◆ **Information shown**:
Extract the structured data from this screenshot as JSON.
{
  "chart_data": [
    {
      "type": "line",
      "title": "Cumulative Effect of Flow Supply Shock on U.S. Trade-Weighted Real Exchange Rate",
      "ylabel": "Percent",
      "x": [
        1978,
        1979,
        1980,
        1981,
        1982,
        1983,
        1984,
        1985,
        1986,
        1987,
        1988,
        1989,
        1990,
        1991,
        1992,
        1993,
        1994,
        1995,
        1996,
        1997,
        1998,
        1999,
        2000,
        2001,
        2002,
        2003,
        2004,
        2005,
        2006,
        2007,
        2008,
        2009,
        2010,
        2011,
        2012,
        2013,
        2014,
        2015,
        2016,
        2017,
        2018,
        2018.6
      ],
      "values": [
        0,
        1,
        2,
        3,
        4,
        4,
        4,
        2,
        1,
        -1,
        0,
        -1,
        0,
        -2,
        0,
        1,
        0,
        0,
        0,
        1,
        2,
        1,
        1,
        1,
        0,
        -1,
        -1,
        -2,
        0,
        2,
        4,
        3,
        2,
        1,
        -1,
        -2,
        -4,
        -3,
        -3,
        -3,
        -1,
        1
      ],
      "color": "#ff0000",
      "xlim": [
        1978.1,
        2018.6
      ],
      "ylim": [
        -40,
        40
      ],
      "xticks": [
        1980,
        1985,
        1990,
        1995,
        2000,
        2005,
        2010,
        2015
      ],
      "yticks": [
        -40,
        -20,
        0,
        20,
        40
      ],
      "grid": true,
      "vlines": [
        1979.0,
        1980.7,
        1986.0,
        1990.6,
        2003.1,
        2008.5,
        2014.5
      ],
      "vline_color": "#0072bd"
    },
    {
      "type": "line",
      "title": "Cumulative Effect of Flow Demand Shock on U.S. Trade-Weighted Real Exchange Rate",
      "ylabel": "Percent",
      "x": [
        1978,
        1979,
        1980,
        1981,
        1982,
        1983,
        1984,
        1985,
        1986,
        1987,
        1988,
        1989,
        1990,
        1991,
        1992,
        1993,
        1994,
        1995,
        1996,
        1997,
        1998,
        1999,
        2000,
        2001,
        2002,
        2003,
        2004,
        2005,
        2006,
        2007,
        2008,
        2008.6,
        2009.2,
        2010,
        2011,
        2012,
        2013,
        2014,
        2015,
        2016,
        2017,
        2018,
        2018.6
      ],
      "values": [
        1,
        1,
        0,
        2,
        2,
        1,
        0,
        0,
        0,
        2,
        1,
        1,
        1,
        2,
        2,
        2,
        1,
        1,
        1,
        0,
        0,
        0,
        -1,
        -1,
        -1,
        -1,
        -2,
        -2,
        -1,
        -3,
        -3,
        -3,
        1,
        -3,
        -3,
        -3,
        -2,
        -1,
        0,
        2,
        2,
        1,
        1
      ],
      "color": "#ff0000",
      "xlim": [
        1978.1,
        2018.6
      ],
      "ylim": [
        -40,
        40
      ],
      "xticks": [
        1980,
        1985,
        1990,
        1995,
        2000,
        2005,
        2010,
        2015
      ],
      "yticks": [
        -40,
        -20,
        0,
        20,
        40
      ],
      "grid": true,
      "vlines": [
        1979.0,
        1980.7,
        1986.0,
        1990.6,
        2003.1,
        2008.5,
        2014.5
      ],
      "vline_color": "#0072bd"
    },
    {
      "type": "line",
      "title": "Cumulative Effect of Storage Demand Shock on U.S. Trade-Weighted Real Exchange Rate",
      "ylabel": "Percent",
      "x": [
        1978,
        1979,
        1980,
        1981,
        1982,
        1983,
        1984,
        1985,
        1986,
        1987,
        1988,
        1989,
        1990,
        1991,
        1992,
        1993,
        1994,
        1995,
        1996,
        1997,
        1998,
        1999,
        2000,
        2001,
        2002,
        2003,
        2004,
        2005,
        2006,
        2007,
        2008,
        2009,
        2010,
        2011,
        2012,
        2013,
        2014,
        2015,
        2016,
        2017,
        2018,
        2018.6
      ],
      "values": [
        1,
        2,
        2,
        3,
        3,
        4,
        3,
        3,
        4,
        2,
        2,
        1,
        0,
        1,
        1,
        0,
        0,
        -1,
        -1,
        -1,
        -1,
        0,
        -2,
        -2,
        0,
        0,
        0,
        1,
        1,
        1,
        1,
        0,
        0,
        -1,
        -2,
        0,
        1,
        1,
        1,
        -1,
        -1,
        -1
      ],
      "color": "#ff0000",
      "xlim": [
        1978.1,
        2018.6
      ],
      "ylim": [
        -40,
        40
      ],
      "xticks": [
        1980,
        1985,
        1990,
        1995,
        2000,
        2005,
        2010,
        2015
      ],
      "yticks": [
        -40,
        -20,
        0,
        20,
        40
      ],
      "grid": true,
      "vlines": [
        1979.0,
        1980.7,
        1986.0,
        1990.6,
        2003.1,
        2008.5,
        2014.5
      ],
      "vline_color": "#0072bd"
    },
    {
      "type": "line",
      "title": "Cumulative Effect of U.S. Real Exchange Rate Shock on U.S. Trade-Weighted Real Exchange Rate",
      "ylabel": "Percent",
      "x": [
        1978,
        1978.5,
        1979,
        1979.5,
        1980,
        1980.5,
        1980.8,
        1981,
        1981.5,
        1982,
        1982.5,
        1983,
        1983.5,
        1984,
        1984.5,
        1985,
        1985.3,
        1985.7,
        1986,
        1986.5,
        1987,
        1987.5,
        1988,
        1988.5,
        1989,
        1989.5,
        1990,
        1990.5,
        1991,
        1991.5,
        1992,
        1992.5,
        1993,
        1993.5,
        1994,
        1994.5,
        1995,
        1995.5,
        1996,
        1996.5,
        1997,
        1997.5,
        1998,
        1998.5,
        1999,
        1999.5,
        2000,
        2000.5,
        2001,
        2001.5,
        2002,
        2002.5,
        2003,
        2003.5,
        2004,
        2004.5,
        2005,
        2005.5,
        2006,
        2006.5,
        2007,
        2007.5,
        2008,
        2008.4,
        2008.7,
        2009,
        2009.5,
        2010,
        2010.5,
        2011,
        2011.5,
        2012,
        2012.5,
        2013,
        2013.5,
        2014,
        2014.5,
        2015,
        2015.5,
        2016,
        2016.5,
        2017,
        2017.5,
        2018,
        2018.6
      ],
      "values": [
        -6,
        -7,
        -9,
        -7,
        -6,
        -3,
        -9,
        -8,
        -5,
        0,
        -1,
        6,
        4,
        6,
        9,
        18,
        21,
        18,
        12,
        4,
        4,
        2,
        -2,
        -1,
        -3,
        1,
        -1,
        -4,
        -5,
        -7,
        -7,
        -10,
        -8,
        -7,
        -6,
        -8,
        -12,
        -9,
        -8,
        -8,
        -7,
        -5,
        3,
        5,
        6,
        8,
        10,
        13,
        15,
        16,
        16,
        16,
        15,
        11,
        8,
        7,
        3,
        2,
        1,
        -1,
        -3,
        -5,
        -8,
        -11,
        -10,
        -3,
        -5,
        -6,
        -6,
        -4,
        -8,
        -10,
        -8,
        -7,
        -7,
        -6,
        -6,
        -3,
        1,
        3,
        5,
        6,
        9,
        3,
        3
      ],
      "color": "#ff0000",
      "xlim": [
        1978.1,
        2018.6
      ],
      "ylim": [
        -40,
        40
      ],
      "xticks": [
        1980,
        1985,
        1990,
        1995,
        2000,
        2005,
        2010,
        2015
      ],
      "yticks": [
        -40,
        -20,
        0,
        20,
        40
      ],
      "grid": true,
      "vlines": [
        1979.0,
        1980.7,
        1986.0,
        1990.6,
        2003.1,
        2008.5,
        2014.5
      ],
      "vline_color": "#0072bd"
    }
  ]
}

◆ **Exercise instructions**:
Please output the entries above, every line exactly as it reads.

◆ **The output**:
Extract the structured data from this screenshot as JSON.
{
  "chart_data": [
    {
      "type": "line",
      "title": "Cumulative Effect of Flow Supply Shock on U.S. Trade-Weighted Real Exchange Rate",
      "ylabel": "Percent",
      "x": [
        1978,
        1979,
        1980,
        1981,
        1982,
        1983,
        1984,
        1985,
        1986,
        1987,
        1988,
        1989,
        1990,
        1991,
        1992,
        1993,
        1994,
        1995,
        1996,
        1997,
        1998,
        1999,
        2000,
        2001,
        2002,
        2003,
        2004,
        2005,
        2006,
        2007,
        2008,
        2009,
        2010,
        2011,
        2012,
        2013,
        2014,
        2015,
        2016,
        2017,
        2018,
        2018.6
      ],
      "values": [
        0,
        1,
        2,
        3,
        4,
        4,
        4,
        2,
        1,
        -1,
        0,
        -1,
        0,
        -2,
        0,
        1,
        0,
        0,
        0,
        1,
        2,
        1,
        1,
        1,
        0,
        -1,
        -1,
        -2,
        0,
        2,
        4,
        3,
        2,
        1,
        -1,
        -2,
        -4,
        -3,
        -3,
        -3,
        -1,
        1
      ],
      "color": "#ff0000",
      "xlim": [
        1978.1,
        2018.6
      ],
      "ylim": [
        -40,
        40
      ],
      "xticks": [
        1980,
        1985,
        1990,
        1995,
        2000,
        2005,
        2010,
        2015
      ],
      "yticks": [
        -40,
        -20,
        0,
        20,
        40
      ],
      "grid": true,
      "vlines": [
        1979.0,
        1980.7,
        1986.0,
        1990.6,
        2003.1,
        2008.5,
        2014.5
      ],
      "vline_color": "#0072bd"
    },
    {
      "type": "line",
      "title": "Cumulative Effect of Flow Demand Shock on U.S. Trade-Weighted Real Exchange Rate",
      "ylabel": "Percent",
      "x": [
        1978,
        1979,
        1980,
        1981,
        1982,
        1983,
        1984,
        1985,
        1986,
        1987,
        1988,
        1989,
        1990,
        1991,
        1992,
        1993,
        1994,
        1995,
        1996,
        1997,
        1998,
        1999,
        2000,
        2001,
        2002,
        2003,
        2004,
        2005,
        2006,
        2007,
        2008,
        2008.6,
        2009.2,
        2010,
        2011,
        2012,
        2013,
        2014,
        2015,
        2016,
        2017,
        2018,
        2018.6
      ],
      "values": [
        1,
        1,
        0,
        2,
        2,
        1,
        0,
        0,
        0,
        2,
        1,
        1,
        1,
        2,
        2,
        2,
        1,
        1,
        1,
        0,
        0,
        0,
        -1,
        -1,
        -1,
        -1,
        -2,
        -2,
        -1,
        -3,
        -3,
        -3,
        1,
        -3,
        -3,
        -3,
        -2,
        -1,
        0,
        2,
        2,
        1,
        1
      ],
      "color": "#ff0000",
      "xlim": [
        1978.1,
        2018.6
      ],
      "ylim": [
        -40,
        40
      ],
      "xticks": [
        1980,
        1985,
        1990,
        1995,
        2000,
        2005,
        2010,
        2015
      ],
      "yticks": [
        -40,
        -20,
        0,
        20,
        40
      ],
      "grid": true,
      "vlines": [
        1979.0,
        1980.7,
        1986.0,
        1990.6,
        2003.1,
        2008.5,
        2014.5
      ],
      "vline_color": "#0072bd"
    },
    {
      "type": "line",
      "title": "Cumulative Effect of Storage Demand Shock on U.S. Trade-Weighted Real Exchange Rate",
      "ylabel": "Percent",
      "x": [
        1978,
        1979,
        1980,
        1981,
        1982,
        1983,
        1984,
        1985,
        1986,
        1987,
        1988,
        1989,
        1990,
        1991,
        1992,
        1993,
        1994,
        1995,
        1996,
        1997,
        1998,
        1999,
        2000,
        2001,
        2002,
        2003,
        2004,
        2005,
        2006,
        2007,
        2008,
        2009,
        2010,
        2011,
        2012,
        2013,
        2014,
        2015,
        2016,
        2017,
        2018,
        2018.6
      ],
      "values": [
        1,
        2,
        2,
        3,
        3,
        4,
        3,
        3,
        4,
        2,
        2,
        1,
        0,
        1,
        1,
        0,
        0,
        -1,
        -1,
        -1,
        -1,
        0,
        -2,
        -2,
        0,
        0,
        0,
        1,
        1,
        1,
        1,
        0,
        0,
        -1,
        -2,
        0,
        1,
        1,
        1,
        -1,
        -1,
        -1
      ],
      "color": "#ff0000",
      "xlim": [
        1978.1,
        2018.6
      ],
      "ylim": [
        -40,
        40
      ],
      "xticks": [
        1980,
        1985,
        1990,
        1995,
        2000,
        2005,
        2010,
        2015
      ],
      "yticks": [
        -40,
        -20,
        0,
        20,
        40
      ],
      "grid": true,
      "vlines": [
        1979.0,
        1980.7,
        1986.0,
        1990.6,
        2003.1,
        2008.5,
        2014.5
      ],
      "vline_color": "#0072bd"
    },
    {
      "type": "line",
      "title": "Cumulative Effect of U.S. Real Exchange Rate Shock on U.S. Trade-Weighted Real Exchange Rate",
      "ylabel": "Percent",
      "x": [
        1978,
        1978.5,
        1979,
        1979.5,
        1980,
        1980.5,
        1980.8,
        1981,
        1981.5,
        1982,
        1982.5,
        1983,
        1983.5,
        1984,
        1984.5,
        1985,
        1985.3,
        1985.7,
        1986,
        1986.5,
        1987,
        1987.5,
        1988,
        1988.5,
        1989,
        1989.5,
        1990,
        1990.5,
        1991,
        1991.5,
        1992,
        1992.5,
        1993,
        1993.5,
        1994,
        1994.5,
        1995,
        1995.5,
        1996,
        1996.5,
        1997,
        1997.5,
        1998,
        1998.5,
        1999,
        1999.5,
        2000,
        2000.5,
        2001,
        2001.5,
        2002,
        2002.5,
        2003,
        2003.5,
        2004,
        2004.5,
        2005,
        2005.5,
        2006,
        2006.5,
        2007,
        2007.5,
        2008,
        2008.4,
        2008.7,
        2009,
        2009.5,
        2010,
        2010.5,
        2011,
        2011.5,
        2012,
        2012.5,
        2013,
        2013.5,
        2014,
        2014.5,
        2015,
        2015.5,
        2016,
        2016.5,
        2017,
        2017.5,
        2018,
        2018.6
      ],
      "values": [
        -6,
        -7,
        -9,
        -7,
        -6,
        -3,
        -9,
        -8,
        -5,
        0,
        -1,
        6,
        4,
        6,
        9,
        18,
        21,
        18,
        12,
        4,
        4,
        2,
        -2,
        -1,
        -3,
        1,
        -1,
        -4,
        -5,
        -7,
        -7,
        -10,
        -8,
        -7,
        -6,
        -8,
        -12,
        -9,
        -8,
        -8,
        -7,
        -5,
        3,
        5,
        6,
        8,
        10,
        13,
        15,
        16,
        16,
        16,
        15,
        11,
        8,
        7,
        3,
        2,
        1,
        -1,
        -3,
        -5,
        -8,
        -11,
        -10,
        -3,
        -5,
        -6,
        -6,
        -4,
        -8,
        -10,
        -8,
        -7,
        -7,
        -6,
        -6,
        -3,
        1,
        3,
        5,
        6,
        9,
        3,
        3
      ],
      "color": "#ff0000",
      "xlim": [
        1978.1,
        2018.6
      ],
      "ylim": [
        -40,
        40
      ],
      "xticks": [
        1980,
        1985,
        1990,
        1995,
        2000,
        2005,
        2010,
        2015
      ],
      "yticks": [
        -40,
        -20,
        0,
        20,
        40
      ],
      "grid": true,
      "vlines": [
        1979.0,
        1980.7,
        1986.0,
        1990.6,
        2003.1,
        2008.5,
        2014.5
      ],
      "vline_color": "#0072bd"
    }
  ]
}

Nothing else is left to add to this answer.